=== Given text ===
How To Implement Bulkload Job to load fact tables from Data Lake (Apache Hive) and CSV source file?

banner

Most data warehouses are built using dimensional modelling technique as it involves complex hierarchy of relationship. In order to satisfy the need of large data warehouses , database tables are divided into certain categories based upon level of data abstraction.

Following are the categories:

  1. Dimensions
  2. Facts

Dimensions

These kinds of catalog tables include descriptive information having related attributes which will be accessed by distinct key values.

It acts as a page of the book rather than index as it contains detailed data related to context. Dimension tables are of definite scope, i.e Accounts dimension will have Saving or Current account. As it has limited scope it can be used to get reference from.

datalake-apache-hive

Facts

Unlike dimension tables, fact tables don't have descriptive information instead it holds reference from dimension table. These tables act as indexes of a book rather than pages.

Fact table may have data from more than one dimension table to satisfy complex relationships. Usually these tables contain large amounts of data due to aggregation from multiple sources.

So here our objective is to populate the fact table from two sources Apache Hive and CSV source file. This can be achieved by using various built in components provided by Pentaho Data Integration (PDI).

The hierarchy of relationships is very complex in large data warehouses and to get smooth access, the data needs to be categorised.

We take care of all tasks related to retrieving data from the data lake.

For small amounts of data we can use these components directly without any alteration in implementation. But, while dealing with a huge data-set, we need to modify the flow of simple Pentaho ETL using different utilities that are available in PDI.

To populate fact table from different source we are following below data flow diagram:

1

EXTRACTION

First data is extracted from Apache Toad(Hive) OR CSV Source File.

MERGING

Hold data which is present from last run in hold table is merged with stage table to reprocess it.Merging is done based upon unique key combinations

TRUNCATE HOLD TABLE

After merging data from the previous run into the stage table, we are good to truncate the hold table as its data is present in the stage table. So, Hold table will be ready for the next run.
=== Supplied information ===
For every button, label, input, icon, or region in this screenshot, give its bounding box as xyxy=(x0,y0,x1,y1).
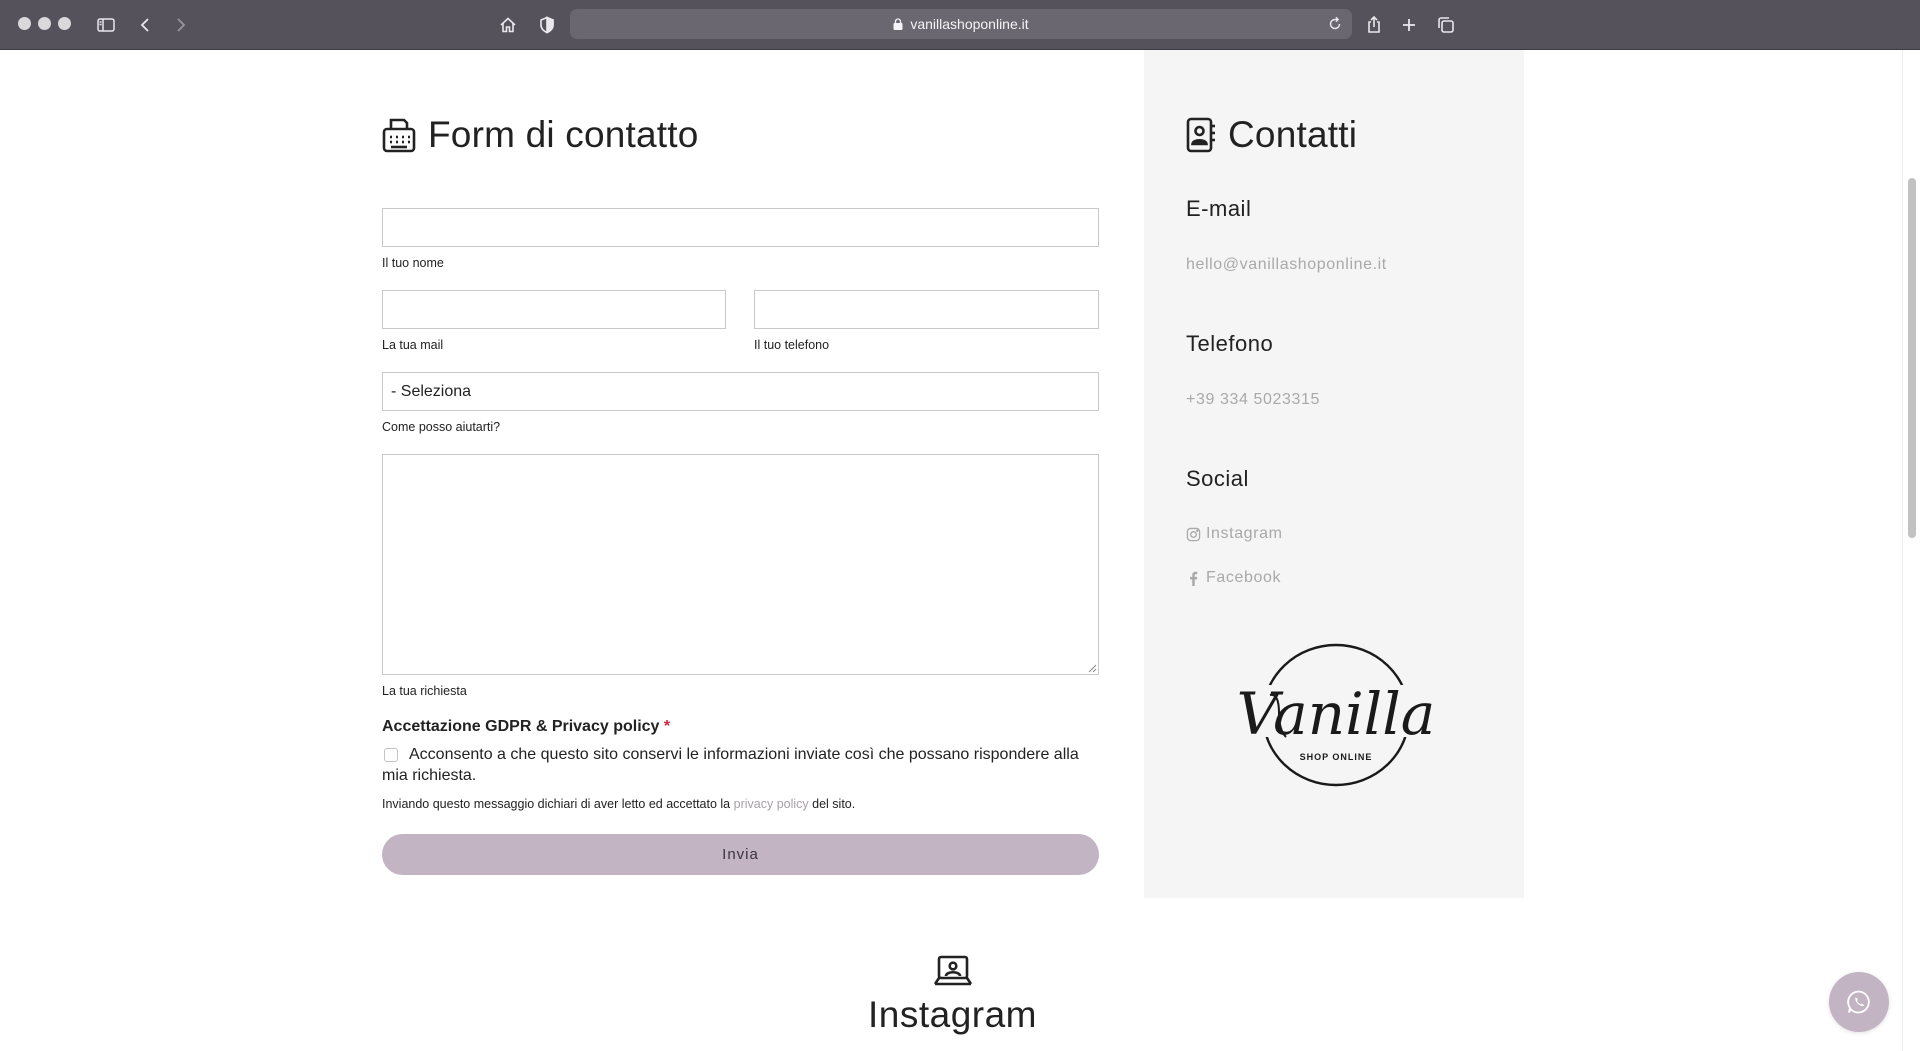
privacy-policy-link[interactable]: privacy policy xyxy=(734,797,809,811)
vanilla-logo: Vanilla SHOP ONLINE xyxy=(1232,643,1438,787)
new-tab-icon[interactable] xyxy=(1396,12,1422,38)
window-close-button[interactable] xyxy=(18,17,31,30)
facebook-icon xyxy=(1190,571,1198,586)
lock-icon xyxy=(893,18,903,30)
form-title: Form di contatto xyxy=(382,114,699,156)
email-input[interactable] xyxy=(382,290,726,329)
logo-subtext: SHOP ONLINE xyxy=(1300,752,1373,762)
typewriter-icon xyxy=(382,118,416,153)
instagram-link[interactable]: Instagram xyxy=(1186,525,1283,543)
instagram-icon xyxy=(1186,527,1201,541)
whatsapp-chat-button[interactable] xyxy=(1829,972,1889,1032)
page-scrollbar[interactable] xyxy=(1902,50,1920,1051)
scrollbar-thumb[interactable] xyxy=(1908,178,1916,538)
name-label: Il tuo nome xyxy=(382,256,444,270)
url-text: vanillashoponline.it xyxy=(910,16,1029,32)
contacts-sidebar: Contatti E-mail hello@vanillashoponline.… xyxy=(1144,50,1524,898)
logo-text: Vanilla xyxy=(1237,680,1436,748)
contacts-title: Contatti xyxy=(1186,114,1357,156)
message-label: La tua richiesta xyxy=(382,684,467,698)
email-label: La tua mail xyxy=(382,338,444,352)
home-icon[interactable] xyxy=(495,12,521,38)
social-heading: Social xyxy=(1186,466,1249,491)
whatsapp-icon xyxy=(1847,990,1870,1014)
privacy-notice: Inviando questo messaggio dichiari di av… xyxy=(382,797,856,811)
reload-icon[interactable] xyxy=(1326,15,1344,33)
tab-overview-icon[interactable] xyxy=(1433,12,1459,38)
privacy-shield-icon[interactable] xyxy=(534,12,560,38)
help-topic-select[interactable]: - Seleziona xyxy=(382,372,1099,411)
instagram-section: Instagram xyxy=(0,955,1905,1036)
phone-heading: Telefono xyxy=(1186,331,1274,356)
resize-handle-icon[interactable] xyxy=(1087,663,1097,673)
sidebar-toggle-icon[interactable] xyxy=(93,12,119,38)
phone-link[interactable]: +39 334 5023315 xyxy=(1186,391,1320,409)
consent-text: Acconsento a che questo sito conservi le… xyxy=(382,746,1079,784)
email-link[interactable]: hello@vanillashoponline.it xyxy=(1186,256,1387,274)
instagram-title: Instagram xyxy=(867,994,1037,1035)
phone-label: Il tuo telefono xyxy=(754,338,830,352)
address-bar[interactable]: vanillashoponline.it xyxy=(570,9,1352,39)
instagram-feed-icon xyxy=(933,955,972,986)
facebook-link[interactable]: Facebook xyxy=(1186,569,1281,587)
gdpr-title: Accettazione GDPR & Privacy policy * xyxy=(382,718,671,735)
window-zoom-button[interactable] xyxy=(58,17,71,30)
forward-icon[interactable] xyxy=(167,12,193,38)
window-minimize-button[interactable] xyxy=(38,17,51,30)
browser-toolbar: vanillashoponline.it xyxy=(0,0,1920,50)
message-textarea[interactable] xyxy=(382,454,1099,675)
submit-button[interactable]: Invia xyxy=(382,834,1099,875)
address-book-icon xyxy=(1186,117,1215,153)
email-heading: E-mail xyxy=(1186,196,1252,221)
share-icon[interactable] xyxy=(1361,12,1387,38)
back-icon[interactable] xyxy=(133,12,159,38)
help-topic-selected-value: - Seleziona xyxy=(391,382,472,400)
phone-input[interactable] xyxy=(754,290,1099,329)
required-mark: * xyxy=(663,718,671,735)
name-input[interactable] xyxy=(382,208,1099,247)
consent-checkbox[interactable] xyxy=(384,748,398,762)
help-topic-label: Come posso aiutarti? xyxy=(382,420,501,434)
===
What to do →
#1 Find each line of the listing that contains the string "contacts", and copy those lines.
#2 Write the next part of the article on loading fact tables, starting after its final sentence.
The listing has no connection to the article on loading fact tables.

Per-task outputs →
#1
contacts-sidebar: Contatti E-mail hello@vanillashoponline.… xyxy=(1144,50,1524,898)
contacts-title: Contatti xyxy=(1186,114,1357,156)

#2
TRANSFORMATION AND LOADING

Once data is populated into the stage table, We are going to perform various lookups and data cleansing activities.

During this step data is transformed and loaded into both fact and hold tables.

LOAD HOLD TABLE

Records satisfying the filter condition will be moved to the fact table, whereas other data is placed into the Hold table for processing during the next run.

We are implementing an incremental load job as it is widely used in data warehouses. Below is job which will bulkload into fact table

FactLoad_Job.kjb:

2

During execution of any step from the above job, if any error encountered it will immediately send email notification by using the Mail component of Pentaho Kettle. After sending email, Job will be aborted.

  1. get_update_date.ktr:

    This transformation will get the last update date till which records are already processed as it is incremental load. So we will be able to get records which are unprocessed.
    It will save the date into variable update_date.

    3
  2. truncate stage table:

    This step truncates the stage table 'staging_table' to load the new data after the update_date.

    4
  3. delete previously created stage files:

    This step finds and deletes the previously created fact load files in the out folder path '${dynamic_path}' with a RegExp '*_stage .*\.txt'.

    5
    • EXTRACTION:

      First data is extracted from Apache Toad(Hive) OR CSV Source File.

    • MERGING:

      Hold data which is present from the last run in the hold table is merged with the stage table to reprocess it. Merging is done based upon unique key combinations.

    TRUNCATE

    6
  4. create_combine_stg_load_file.ktr:

    This step pulls the data from Apache Hive ‘Hive_table’ source table.It creates the stage load files with '|' separator in a chunk of 200000 records. File will be created at the '${dynamic_path}/hive_stage' location. If parent folder is not present then it will automatically create the folder

    • Replace variables in script?

      Check this checkbox when you want to replace the parameter value from a variable which you have set already.

      7
  5. get_stage_filenames:

    This step executes 'get_stage_filenames.ktr' transformation. This is a common transformation to get all stage file names.This step finds previously created stage load files from the folder path '${dynamic_path}' with a RegExp '${file_name}_stage.*\.txt'. Parameters 'directory_path' and 'file_name' are declared in the main Job.

    8
  6. for_each_stg_file.kjb:

    This step executes 'set_var_filename.ktr' transformation. This is a common transformation to set filename. Set Variables sets the variable 'filename', its scope will be valid in the parent job. bulkload_into_stage_table.kjb performs the bulkLoad into 'staging_table' by reading each stage file which was created previously , one by one.

    9
  7. merge hold table into staged based on unique keys:

    In this step, merge the hold table 'hold_table' into staged table 'staging_table'.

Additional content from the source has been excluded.